Reproduce the entries in full, with no changes.

* * *

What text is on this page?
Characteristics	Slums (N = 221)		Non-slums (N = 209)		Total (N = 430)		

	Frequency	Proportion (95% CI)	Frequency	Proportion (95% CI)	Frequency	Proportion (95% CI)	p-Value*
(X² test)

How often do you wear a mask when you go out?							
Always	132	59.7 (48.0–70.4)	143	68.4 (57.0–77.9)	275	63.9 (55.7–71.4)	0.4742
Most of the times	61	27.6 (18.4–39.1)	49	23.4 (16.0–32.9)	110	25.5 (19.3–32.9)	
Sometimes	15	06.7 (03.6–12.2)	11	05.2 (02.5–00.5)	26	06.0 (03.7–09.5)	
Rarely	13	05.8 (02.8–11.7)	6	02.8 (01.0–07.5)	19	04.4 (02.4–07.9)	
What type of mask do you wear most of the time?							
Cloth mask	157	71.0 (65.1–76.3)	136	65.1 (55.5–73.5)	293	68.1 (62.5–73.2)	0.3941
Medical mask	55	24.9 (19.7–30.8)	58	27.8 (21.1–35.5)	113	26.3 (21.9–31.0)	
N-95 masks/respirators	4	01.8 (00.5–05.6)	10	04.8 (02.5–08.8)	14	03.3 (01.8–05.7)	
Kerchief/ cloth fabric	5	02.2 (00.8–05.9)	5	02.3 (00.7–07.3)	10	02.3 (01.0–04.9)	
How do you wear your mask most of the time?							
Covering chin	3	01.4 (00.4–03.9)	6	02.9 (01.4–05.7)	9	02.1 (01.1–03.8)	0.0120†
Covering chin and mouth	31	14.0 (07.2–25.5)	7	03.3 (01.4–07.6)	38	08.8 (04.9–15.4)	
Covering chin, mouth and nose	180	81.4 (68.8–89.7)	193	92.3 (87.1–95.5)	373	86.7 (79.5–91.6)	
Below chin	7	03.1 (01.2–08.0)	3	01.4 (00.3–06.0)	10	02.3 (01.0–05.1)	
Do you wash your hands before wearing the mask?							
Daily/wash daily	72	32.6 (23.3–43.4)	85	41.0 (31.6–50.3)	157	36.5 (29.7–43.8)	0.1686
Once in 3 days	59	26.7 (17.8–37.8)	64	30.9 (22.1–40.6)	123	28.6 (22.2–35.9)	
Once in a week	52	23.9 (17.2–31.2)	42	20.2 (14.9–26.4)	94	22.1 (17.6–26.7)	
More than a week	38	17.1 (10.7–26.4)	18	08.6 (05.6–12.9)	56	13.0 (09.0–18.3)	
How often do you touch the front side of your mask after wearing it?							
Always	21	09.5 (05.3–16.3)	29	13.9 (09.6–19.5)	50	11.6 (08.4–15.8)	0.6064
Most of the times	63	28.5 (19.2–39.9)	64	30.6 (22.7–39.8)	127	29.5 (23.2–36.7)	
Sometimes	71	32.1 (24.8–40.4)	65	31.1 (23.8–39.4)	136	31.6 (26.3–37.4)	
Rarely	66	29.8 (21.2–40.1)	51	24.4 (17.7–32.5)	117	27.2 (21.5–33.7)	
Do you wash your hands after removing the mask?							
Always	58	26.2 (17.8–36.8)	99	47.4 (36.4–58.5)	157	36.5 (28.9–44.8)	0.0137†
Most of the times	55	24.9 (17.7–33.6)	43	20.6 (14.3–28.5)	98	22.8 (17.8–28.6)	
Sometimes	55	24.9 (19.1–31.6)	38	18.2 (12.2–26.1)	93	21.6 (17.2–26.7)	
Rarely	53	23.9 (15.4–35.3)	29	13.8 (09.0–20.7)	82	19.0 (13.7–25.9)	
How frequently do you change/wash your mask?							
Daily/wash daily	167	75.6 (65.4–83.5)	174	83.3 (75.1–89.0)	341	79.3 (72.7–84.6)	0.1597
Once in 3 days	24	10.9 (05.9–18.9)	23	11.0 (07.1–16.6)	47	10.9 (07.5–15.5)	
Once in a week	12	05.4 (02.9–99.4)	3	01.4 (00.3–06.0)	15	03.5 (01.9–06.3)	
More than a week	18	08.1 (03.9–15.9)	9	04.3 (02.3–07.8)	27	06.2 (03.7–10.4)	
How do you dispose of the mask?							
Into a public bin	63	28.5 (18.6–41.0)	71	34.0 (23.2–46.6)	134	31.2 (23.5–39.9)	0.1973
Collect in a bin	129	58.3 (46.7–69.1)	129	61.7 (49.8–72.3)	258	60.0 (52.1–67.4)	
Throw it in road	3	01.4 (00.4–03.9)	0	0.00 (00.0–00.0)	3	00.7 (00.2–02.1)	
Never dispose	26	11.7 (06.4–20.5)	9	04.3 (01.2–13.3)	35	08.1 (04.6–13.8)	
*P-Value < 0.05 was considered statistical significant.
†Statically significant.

* * *

▸ Reply:
What text is on this page?
Characteristics	Slums (N = 221)		Non-slums (N = 209)		Total (N = 430)		

	Frequency	Proportion (95% CI)	Frequency	Proportion (95% CI)	Frequency	Proportion (95% CI)	p-Value*
(X² test)

How often do you wear a mask when you go out?							
Always	132	59.7 (48.0–70.4)	143	68.4 (57.0–77.9)	275	63.9 (55.7–71.4)	0.4742
Most of the times	61	27.6 (18.4–39.1)	49	23.4 (16.0–32.9)	110	25.5 (19.3–32.9)	
Sometimes	15	06.7 (03.6–12.2)	11	05.2 (02.5–00.5)	26	06.0 (03.7–09.5)	
Rarely	13	05.8 (02.8–11.7)	6	02.8 (01.0–07.5)	19	04.4 (02.4–07.9)	
What type of mask do you wear most of the time?							
Cloth mask	157	71.0 (65.1–76.3)	136	65.1 (55.5–73.5)	293	68.1 (62.5–73.2)	0.3941
Medical mask	55	24.9 (19.7–30.8)	58	27.8 (21.1–35.5)	113	26.3 (21.9–31.0)	
N-95 masks/respirators	4	01.8 (00.5–05.6)	10	04.8 (02.5–08.8)	14	03.3 (01.8–05.7)	
Kerchief/ cloth fabric	5	02.2 (00.8–05.9)	5	02.3 (00.7–07.3)	10	02.3 (01.0–04.9)	
How do you wear your mask most of the time?							
Covering chin	3	01.4 (00.4–03.9)	6	02.9 (01.4–05.7)	9	02.1 (01.1–03.8)	0.0120†
Covering chin and mouth	31	14.0 (07.2–25.5)	7	03.3 (01.4–07.6)	38	08.8 (04.9–15.4)	
Covering chin, mouth and nose	180	81.4 (68.8–89.7)	193	92.3 (87.1–95.5)	373	86.7 (79.5–91.6)	
Below chin	7	03.1 (01.2–08.0)	3	01.4 (00.3–06.0)	10	02.3 (01.0–05.1)	
Do you wash your hands before wearing the mask?							
Daily/wash daily	72	32.6 (23.3–43.4)	85	41.0 (31.6–50.3)	157	36.5 (29.7–43.8)	0.1686
Once in 3 days	59	26.7 (17.8–37.8)	64	30.9 (22.1–40.6)	123	28.6 (22.2–35.9)	
Once in a week	52	23.9 (17.2–31.2)	42	20.2 (14.9–26.4)	94	22.1 (17.6–26.7)	
More than a week	38	17.1 (10.7–26.4)	18	08.6 (05.6–12.9)	56	13.0 (09.0–18.3)	
How often do you touch the front side of your mask after wearing it?							
Always	21	09.5 (05.3–16.3)	29	13.9 (09.6–19.5)	50	11.6 (08.4–15.8)	0.6064
Most of the times	63	28.5 (19.2–39.9)	64	30.6 (22.7–39.8)	127	29.5 (23.2–36.7)	
Sometimes	71	32.1 (24.8–40.4)	65	31.1 (23.8–39.4)	136	31.6 (26.3–37.4)	
Rarely	66	29.8 (21.2–40.1)	51	24.4 (17.7–32.5)	117	27.2 (21.5–33.7)	
Do you wash your hands after removing the mask?							
Always	58	26.2 (17.8–36.8)	99	47.4 (36.4–58.5)	157	36.5 (28.9–44.8)	0.0137†
Most of the times	55	24.9 (17.7–33.6)	43	20.6 (14.3–28.5)	98	22.8 (17.8–28.6)	
Sometimes	55	24.9 (19.1–31.6)	38	18.2 (12.2–26.1)	93	21.6 (17.2–26.7)	
Rarely	53	23.9 (15.4–35.3)	29	13.8 (09.0–20.7)	82	19.0 (13.7–25.9)	
How frequently do you change/wash your mask?							
Daily/wash daily	167	75.6 (65.4–83.5)	174	83.3 (75.1–89.0)	341	79.3 (72.7–84.6)	0.1597
Once in 3 days	24	10.9 (05.9–18.9)	23	11.0 (07.1–16.6)	47	10.9 (07.5–15.5)	
Once in a week	12	05.4 (02.9–99.4)	3	01.4 (00.3–06.0)	15	03.5 (01.9–06.3)	
More than a week	18	08.1 (03.9–15.9)	9	04.3 (02.3–07.8)	27	06.2 (03.7–10.4)	
How do you dispose of the mask?							
Into a public bin	63	28.5 (18.6–41.0)	71	34.0 (23.2–46.6)	134	31.2 (23.5–39.9)	0.1973
Collect in a bin	129	58.3 (46.7–69.1)	129	61.7 (49.8–72.3)	258	60.0 (52.1–67.4)	
Throw it in road	3	01.4 (00.4–03.9)	0	0.00 (00.0–00.0)	3	00.7 (00.2–02.1)	
Never dispose	26	11.7 (06.4–20.5)	9	04.3 (01.2–13.3)	35	08.1 (04.6–13.8)	
*P-Value < 0.05 was considered statistical significant.
†Statically significant.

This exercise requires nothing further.